My thoughts are that this post will act as a bit of a bump start to get me blogging again. Warm the engines a little before diving into something a little more complex. To begin, I would like to start sharing with you some of the ways that I studied computer concepts before post-secondary education. For this first post I will detail how to create a lab environment for playing with RAID.

What is RAID:

RAID is an acronym for “Redundant Array Of Independent Disks,” although I have also heard people say “Redundant Array of Inexpensive Disks.” Whatever you choose to call it is up to you.

RAID allows disks to work together as a single storage pool that can both speed performance of the disks by spreading the I/O across multiple interfaces and add a bit of protection against data loss. This is done by having each disk store a little bit of the data on each platter, which is known as striping, it also has each of the disks store a little bit of the data from others in the array which allows for recovery of that data in the event of a disk failure within the pool. This is however a very high level explanation of the concept; Hopefully I will be able to dig deeper into the underlying mechanism in the future.

Note: There are multiple configurations such as just striping (RAID 0) and mirroring (Raid 1) and even newer concepts such as RAID 10, but we are only setting up a play environment in this post. You can play with different configs on your own.

Lets Start:

To begin, open a terminal and create a directory to work in. This is where we will be creating our “disks.” These “disks,” will actually be files, just big blocks of zeros on a current file system that will be used to simulate real disks, these are called loops.

Quick Warning: be careful when working with these tools as they can cause unintended complications if you accidentally enter the wrong arguments, this can include data loss and system failure. You should also be aware of your systems current storage configuration; specifically, does it already have any raid devices running on it?
Here is a link that can give you some more info on how to check:
https://www.cyberciti.biz/faq/how-to-check-raid-configuration-in-linux/

In your working directory, create the storage files with:

 dd if=/dev/zero of=disk1 bs=1024 count=10240

you should now have a file in the current working directory named disk1 that is 10MB in size.

Because for this example we are using raid level 5, do this 2 more times, naming them disk2 and disk3.

The next thing we will need to do is create a device node and attach our disk files to them.

#### GIVEN DATA
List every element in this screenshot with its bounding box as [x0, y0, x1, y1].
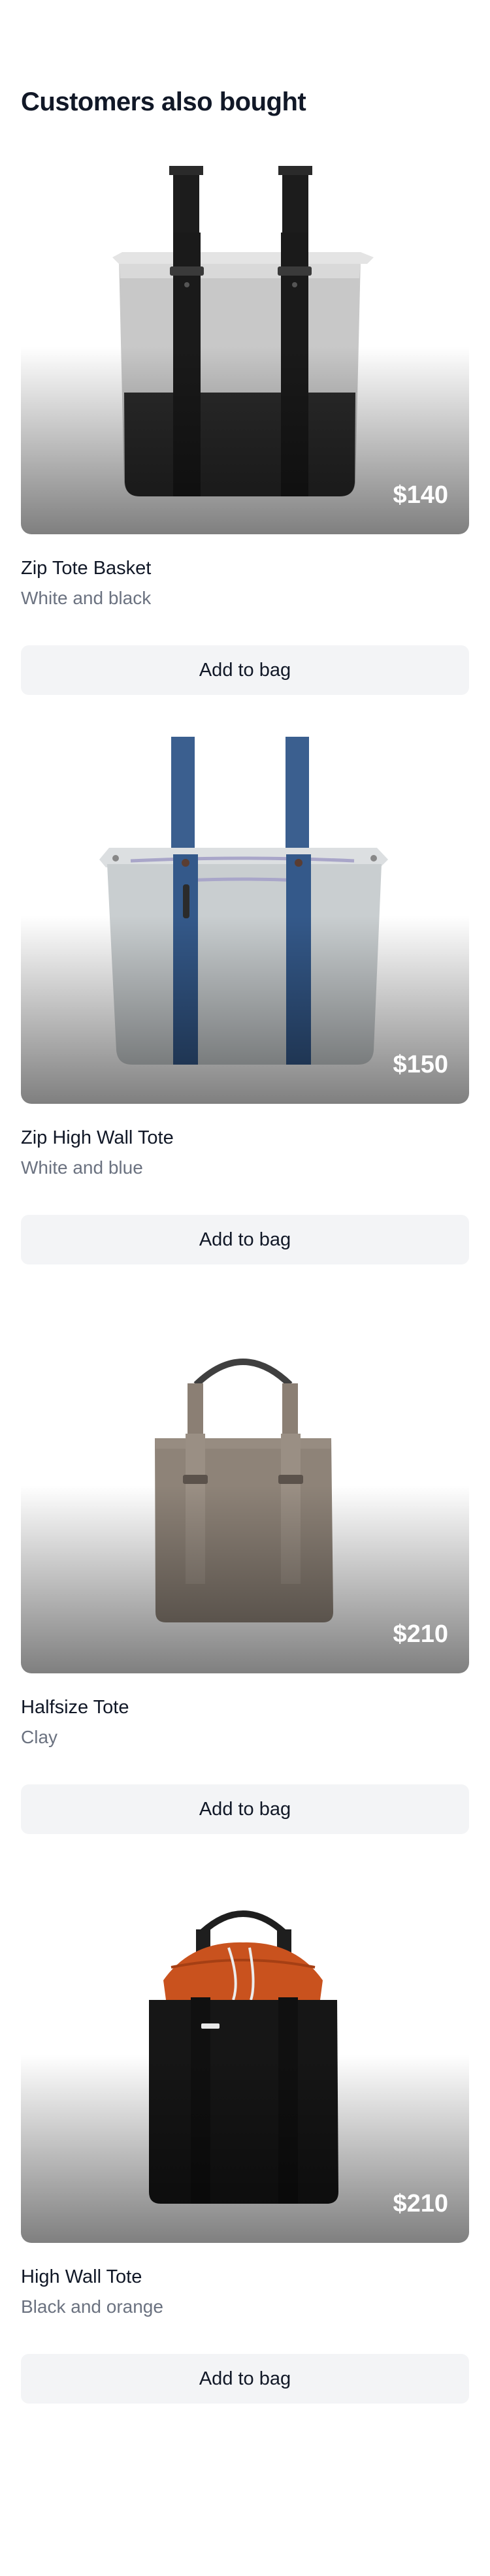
product-name[interactable]: High Wall Tote: [21, 2264, 142, 2290]
product-image[interactable]: $210: [21, 1869, 469, 2243]
product-price: $210: [393, 1620, 448, 1648]
product-name[interactable]: Zip Tote Basket: [21, 555, 151, 581]
product-variant: White and blue: [21, 1157, 143, 1178]
product-image[interactable]: $150: [21, 730, 469, 1104]
add-to-bag-button[interactable]: Add to bag: [21, 1784, 469, 1834]
product-card: $140 Zip Tote Basket White and black Add…: [21, 161, 469, 695]
product-card: $150 Zip High Wall Tote White and blue A…: [21, 730, 469, 1264]
add-to-bag-button[interactable]: Add to bag: [21, 645, 469, 695]
product-card: $210 High Wall Tote Black and orange Add…: [21, 1869, 469, 2404]
product-price: $210: [393, 2190, 448, 2217]
product-variant: Clay: [21, 1727, 58, 1747]
section-title: Customers also bought: [21, 88, 306, 116]
page: Customers also bought $140 Zip Tote Bask…: [0, 0, 490, 2576]
product-image[interactable]: $210: [21, 1300, 469, 1673]
product-variant: Black and orange: [21, 2296, 163, 2317]
product-image[interactable]: $140: [21, 161, 469, 534]
product-price: $140: [393, 481, 448, 509]
product-variant: White and black: [21, 588, 152, 608]
product-name[interactable]: Zip High Wall Tote: [21, 1125, 174, 1151]
add-to-bag-button[interactable]: Add to bag: [21, 1215, 469, 1264]
add-to-bag-button[interactable]: Add to bag: [21, 2354, 469, 2404]
product-card: $210 Halfsize Tote Clay Add to bag: [21, 1300, 469, 1834]
product-name[interactable]: Halfsize Tote: [21, 1694, 129, 1720]
product-price: $150: [393, 1051, 448, 1078]
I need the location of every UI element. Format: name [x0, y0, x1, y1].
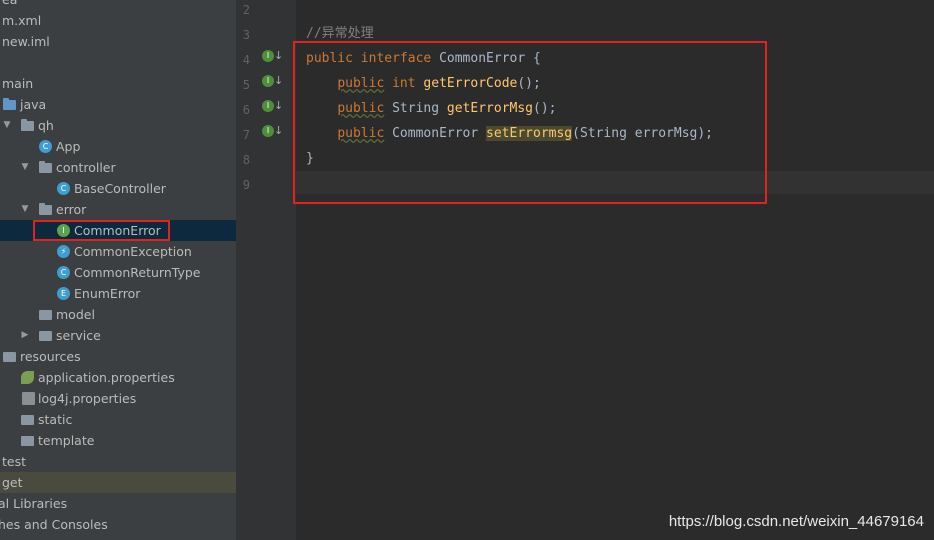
folder-icon [21, 415, 34, 425]
tree-item-label: CommonReturnType [74, 265, 201, 280]
line-number: 8 [242, 153, 250, 167]
tree-item-label: EnumError [74, 286, 141, 301]
line-number: 5 [242, 78, 250, 92]
tree-item-label: ea [2, 0, 17, 10]
line-number: 3 [242, 28, 250, 42]
tree-item-basecontroller[interactable]: C BaseController [0, 178, 236, 199]
watermark: https://blog.csdn.net/weixin_44679164 [668, 513, 924, 530]
package-icon [39, 161, 52, 173]
source-folder-icon [3, 98, 16, 110]
line-number: 2 [242, 3, 250, 17]
project-tree[interactable]: ea m.xml new.iml main java ▼ qh C App ▼ … [0, 0, 236, 540]
arrow-down-icon[interactable]: ↓ [274, 74, 283, 87]
expand-arrow-icon[interactable]: ▼ [20, 157, 30, 178]
exception-class-icon: ⚡ [57, 245, 70, 258]
tree-item-main[interactable]: main [0, 73, 236, 94]
implemented-marker-icon[interactable]: I [262, 50, 274, 62]
tree-item-model[interactable]: model [0, 304, 236, 325]
resources-folder-icon [3, 352, 16, 362]
tree-item-src[interactable] [0, 52, 236, 73]
line-number: 4 [242, 53, 250, 67]
line-number: 7 [242, 128, 250, 142]
line-number: 6 [242, 103, 250, 117]
tree-item-label: get [2, 475, 23, 490]
code-highlight-box [293, 41, 767, 204]
tree-item-label: test [2, 454, 27, 469]
class-icon: C [57, 182, 70, 195]
tree-item-label: application.properties [38, 370, 175, 385]
tree-item-commonexception[interactable]: ⚡ CommonException [0, 241, 236, 262]
code-comment: //异常处理 [306, 26, 374, 41]
tree-item-static[interactable]: static [0, 409, 236, 430]
tree-item-resources[interactable]: resources [0, 346, 236, 367]
tree-item-app[interactable]: C App [0, 136, 236, 157]
tree-item-target[interactable]: get [0, 472, 236, 493]
tree-item-label: App [56, 139, 81, 154]
tree-item-log4j-properties[interactable]: log4j.properties [0, 388, 236, 409]
arrow-down-icon[interactable]: ↓ [274, 49, 283, 62]
class-icon: C [57, 266, 70, 279]
class-icon: C [39, 140, 52, 153]
tree-item-label: main [2, 76, 34, 91]
tree-item-qh[interactable]: ▼ qh [0, 115, 236, 136]
tree-item-label: al Libraries [0, 496, 68, 511]
tree-item-label: controller [56, 160, 116, 175]
folder-icon [21, 436, 34, 446]
tree-item-error[interactable]: ▼ error [0, 199, 236, 220]
tree-item-label: hes and Consoles [0, 517, 108, 532]
package-icon [39, 310, 52, 320]
tree-item-external-libraries[interactable]: al Libraries [0, 493, 236, 514]
arrow-down-icon[interactable]: ↓ [274, 99, 283, 112]
tree-item-scratches[interactable]: hes and Consoles [0, 514, 236, 535]
implemented-marker-icon[interactable]: I [262, 125, 274, 137]
line-number: 9 [242, 178, 250, 192]
editor-gutter: 2 3 4 5 6 7 8 9 I ↓ I ↓ I ↓ I ↓ [236, 0, 296, 540]
tree-item-label: qh [38, 118, 54, 133]
tree-item-idea[interactable]: ea [0, 0, 236, 10]
enum-icon: E [57, 287, 70, 300]
tree-item-label: java [20, 97, 47, 112]
tree-item-enumerror[interactable]: E EnumError [0, 283, 236, 304]
tree-item-test[interactable]: test [0, 451, 236, 472]
tree-item-label: resources [20, 349, 81, 364]
arrow-down-icon[interactable]: ↓ [274, 124, 283, 137]
tree-item-label: new.iml [2, 34, 50, 49]
expand-arrow-icon[interactable]: ▼ [20, 199, 30, 220]
properties-file-icon [22, 392, 35, 405]
tree-item-commonreturntype[interactable]: C CommonReturnType [0, 262, 236, 283]
selection-highlight-box [33, 220, 170, 241]
tree-item-label: template [38, 433, 95, 448]
collapse-arrow-icon[interactable]: ▶ [20, 325, 30, 346]
implemented-marker-icon[interactable]: I [262, 100, 274, 112]
tree-item-label: CommonException [74, 244, 192, 259]
tree-item-label: log4j.properties [38, 391, 137, 406]
package-icon [39, 331, 52, 341]
expand-arrow-icon[interactable]: ▼ [2, 115, 12, 136]
package-icon [21, 119, 34, 131]
tree-item-application-properties[interactable]: application.properties [0, 367, 236, 388]
tree-item-label: service [56, 328, 101, 343]
tree-item-label: BaseController [74, 181, 166, 196]
tree-item-controller[interactable]: ▼ controller [0, 157, 236, 178]
spring-leaf-icon [21, 371, 34, 384]
tree-item-label: model [56, 307, 95, 322]
tree-item-label: m.xml [2, 13, 42, 28]
tree-item-label: error [56, 202, 87, 217]
tree-item-pom[interactable]: m.xml [0, 10, 236, 31]
tree-item-java[interactable]: java [0, 94, 236, 115]
package-icon [39, 203, 52, 215]
implemented-marker-icon[interactable]: I [262, 75, 274, 87]
tree-item-iml[interactable]: new.iml [0, 31, 236, 52]
tree-item-template[interactable]: template [0, 430, 236, 451]
tree-item-label: static [38, 412, 73, 427]
tree-item-service[interactable]: ▶ service [0, 325, 236, 346]
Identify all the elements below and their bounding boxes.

#### INSTRUCTIONS FOR THE TASK
Rewrite the RAID post between "Note: There are" and "on your own.", inclusive, putting "practice environment" in place of "play environment". The records have no connection to the text about RAID.

#### SOLUTION FOR THIS EXERCISE
Note: There are multiple configurations such as just striping (RAID 0) and mirroring (Raid 1) and even newer concepts such as RAID 10, but we are only setting up a practice environment in this post. You can play with different configs on your own.